**Dataset extract**
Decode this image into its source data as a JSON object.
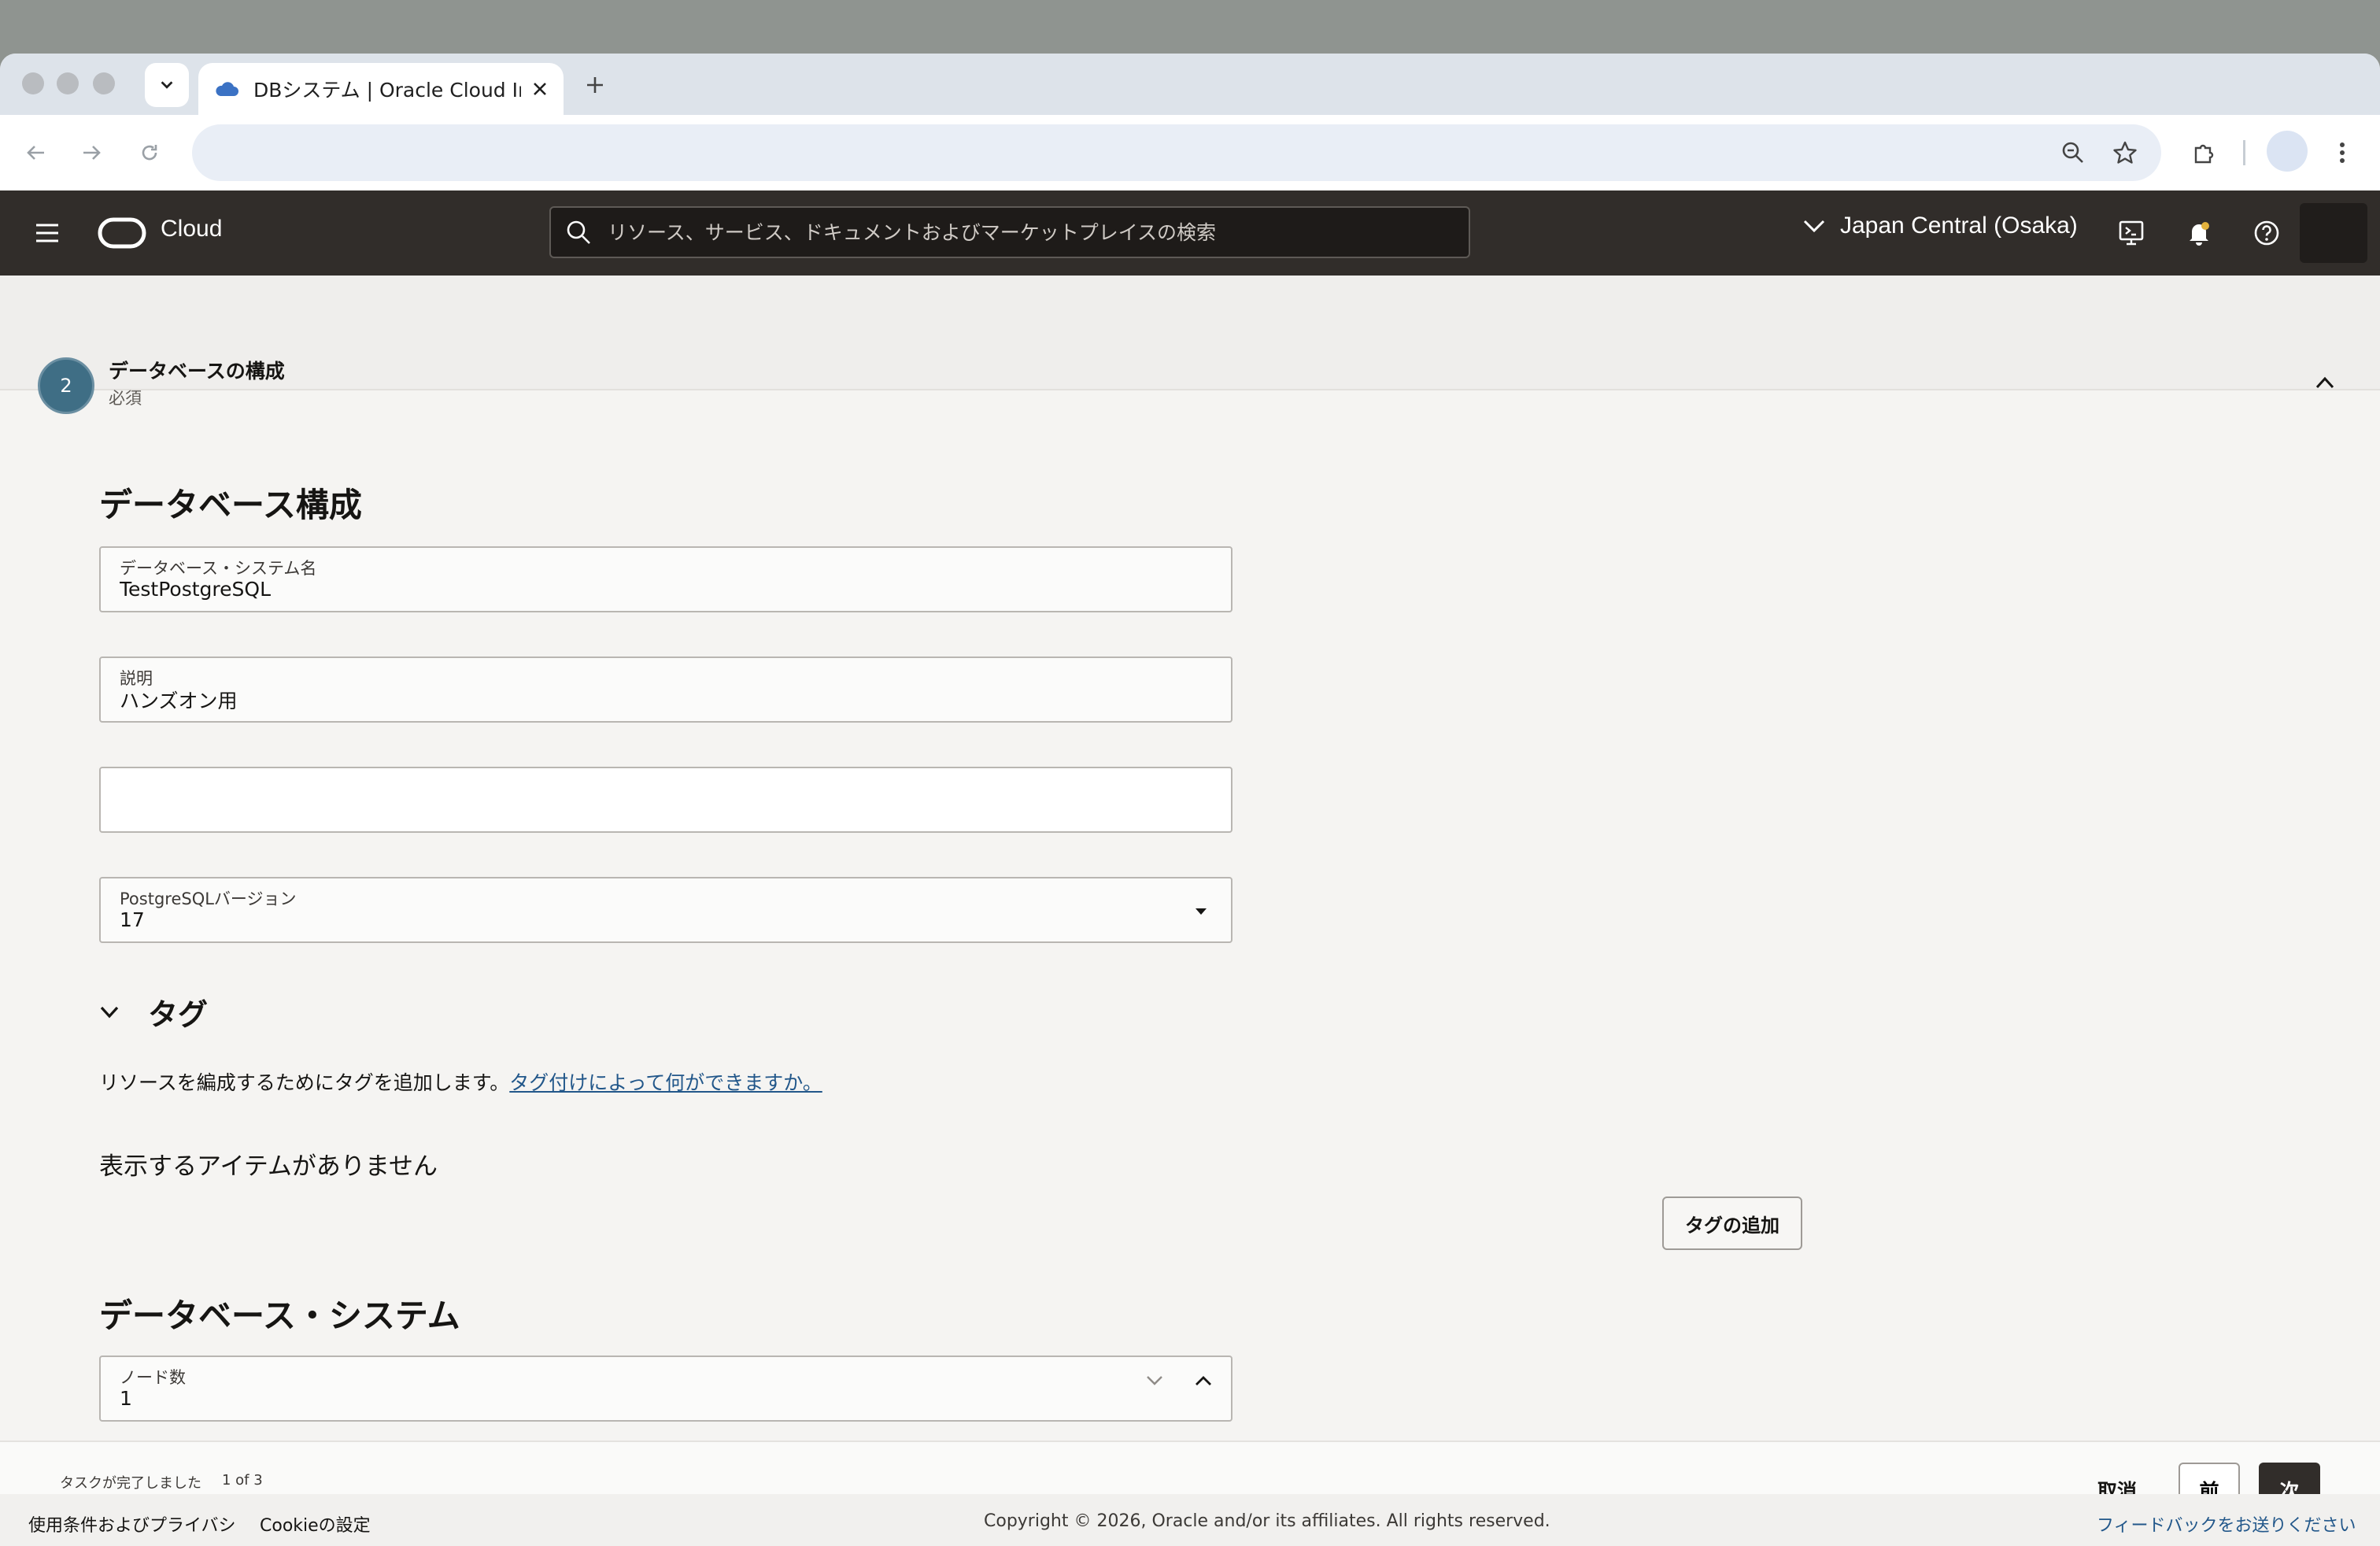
{
  "browser": {
    "tab_title": "DBシステム | Oracle Cloud Infr"
  },
  "header": {
    "brand": "Cloud",
    "search_placeholder": "リソース、サービス、ドキュメントおよびマーケットプレイスの検索",
    "region": "Japan Central (Osaka)"
  },
  "step": {
    "number": "2",
    "title": "データベースの構成",
    "subtitle": "必須"
  },
  "form": {
    "section_title": "データベース構成",
    "db_system_name": {
      "label": "データベース・システム名",
      "value": "TestPostgreSQL"
    },
    "description": {
      "label": "説明",
      "value": "ハンズオン用"
    },
    "extra_field": {
      "value": ""
    },
    "pg_version": {
      "label": "PostgreSQLバージョン",
      "value": "17"
    }
  },
  "tags": {
    "title": "タグ",
    "description": "リソースを編成するためにタグを追加します。",
    "link_text": "タグ付けによって何ができますか。",
    "empty_text": "表示するアイテムがありません",
    "add_button": "タグの追加"
  },
  "db_system": {
    "section_title": "データベース・システム",
    "node_count": {
      "label": "ノード数",
      "value": "1"
    }
  },
  "footer_bar": {
    "progress_label": "タスクが完了しました",
    "progress_count": "1 of 3",
    "progress_fraction": 0.33,
    "cancel": "取消",
    "prev": "前",
    "next": "次"
  },
  "page_footer": {
    "terms": "使用条件およびプライバシ",
    "cookies": "Cookieの設定",
    "copyright": "Copyright © 2026, Oracle and/or its affiliates. All rights reserved.",
    "feedback": "フィードバックをお送りください"
  }
}
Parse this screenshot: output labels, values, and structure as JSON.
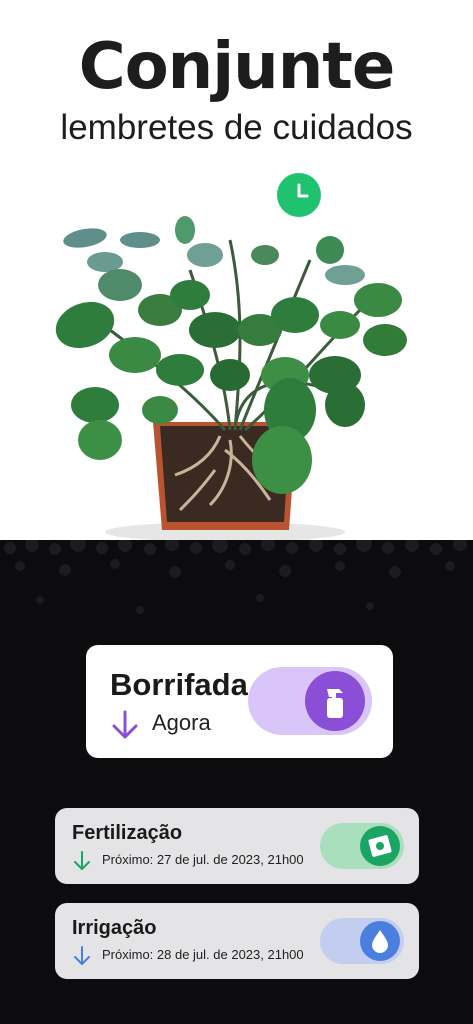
{
  "header": {
    "title": "Conjunte",
    "subtitle": "lembretes de cuidados"
  },
  "colors": {
    "clock_badge": "#1fc36f",
    "spray_pill": "#d9c5f7",
    "spray_button": "#8a4fd6",
    "fert_pill": "#a9dfbd",
    "fert_button": "#1aa562",
    "water_pill": "#c2cdf0",
    "water_button": "#4a7fe0",
    "soil": "#0c0c0f"
  },
  "reminders": [
    {
      "name": "Borrifada",
      "when": "Agora",
      "arrow_color": "#8a4fd6",
      "icon": "spray-bottle-icon"
    },
    {
      "name": "Fertilização",
      "next": "Próximo: 27 de jul. de 2023, 21h00",
      "arrow_color": "#1aa562",
      "icon": "fertilizer-packet-icon"
    },
    {
      "name": "Irrigação",
      "next": "Próximo: 28 de jul. de 2023, 21h00",
      "arrow_color": "#4a7fe0",
      "icon": "water-drop-icon"
    }
  ]
}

**Work required**
Keep the pictures out of the copy and return the rest of the data above exactly.

**Expected answer**
Decode this image into its source data as a JSON object.
{
  "browser": {
    "tab_title": "DBシステム | Oracle Cloud Infr"
  },
  "header": {
    "brand": "Cloud",
    "search_placeholder": "リソース、サービス、ドキュメントおよびマーケットプレイスの検索",
    "region": "Japan Central (Osaka)"
  },
  "step": {
    "number": "2",
    "title": "データベースの構成",
    "subtitle": "必須"
  },
  "form": {
    "section_title": "データベース構成",
    "db_system_name": {
      "label": "データベース・システム名",
      "value": "TestPostgreSQL"
    },
    "description": {
      "label": "説明",
      "value": "ハンズオン用"
    },
    "extra_field": {
      "value": ""
    },
    "pg_version": {
      "label": "PostgreSQLバージョン",
      "value": "17"
    }
  },
  "tags": {
    "title": "タグ",
    "description": "リソースを編成するためにタグを追加します。",
    "link_text": "タグ付けによって何ができますか。",
    "empty_text": "表示するアイテムがありません",
    "add_button": "タグの追加"
  },
  "db_system": {
    "section_title": "データベース・システム",
    "node_count": {
      "label": "ノード数",
      "value": "1"
    }
  },
  "footer_bar": {
    "progress_label": "タスクが完了しました",
    "progress_count": "1 of 3",
    "progress_fraction": 0.33,
    "cancel": "取消",
    "prev": "前",
    "next": "次"
  },
  "page_footer": {
    "terms": "使用条件およびプライバシ",
    "cookies": "Cookieの設定",
    "copyright": "Copyright © 2026, Oracle and/or its affiliates. All rights reserved.",
    "feedback": "フィードバックをお送りください"
  }
}
Parse this screenshot: output labels, values, and structure as JSON.
{
  "header": {
    "title": "Conjunte",
    "subtitle": "lembretes de cuidados"
  },
  "colors": {
    "clock_badge": "#1fc36f",
    "spray_pill": "#d9c5f7",
    "spray_button": "#8a4fd6",
    "fert_pill": "#a9dfbd",
    "fert_button": "#1aa562",
    "water_pill": "#c2cdf0",
    "water_button": "#4a7fe0",
    "soil": "#0c0c0f"
  },
  "reminders": [
    {
      "name": "Borrifada",
      "when": "Agora",
      "arrow_color": "#8a4fd6",
      "icon": "spray-bottle-icon"
    },
    {
      "name": "Fertilização",
      "next": "Próximo: 27 de jul. de 2023, 21h00",
      "arrow_color": "#1aa562",
      "icon": "fertilizer-packet-icon"
    },
    {
      "name": "Irrigação",
      "next": "Próximo: 28 de jul. de 2023, 21h00",
      "arrow_color": "#4a7fe0",
      "icon": "water-drop-icon"
    }
  ]
}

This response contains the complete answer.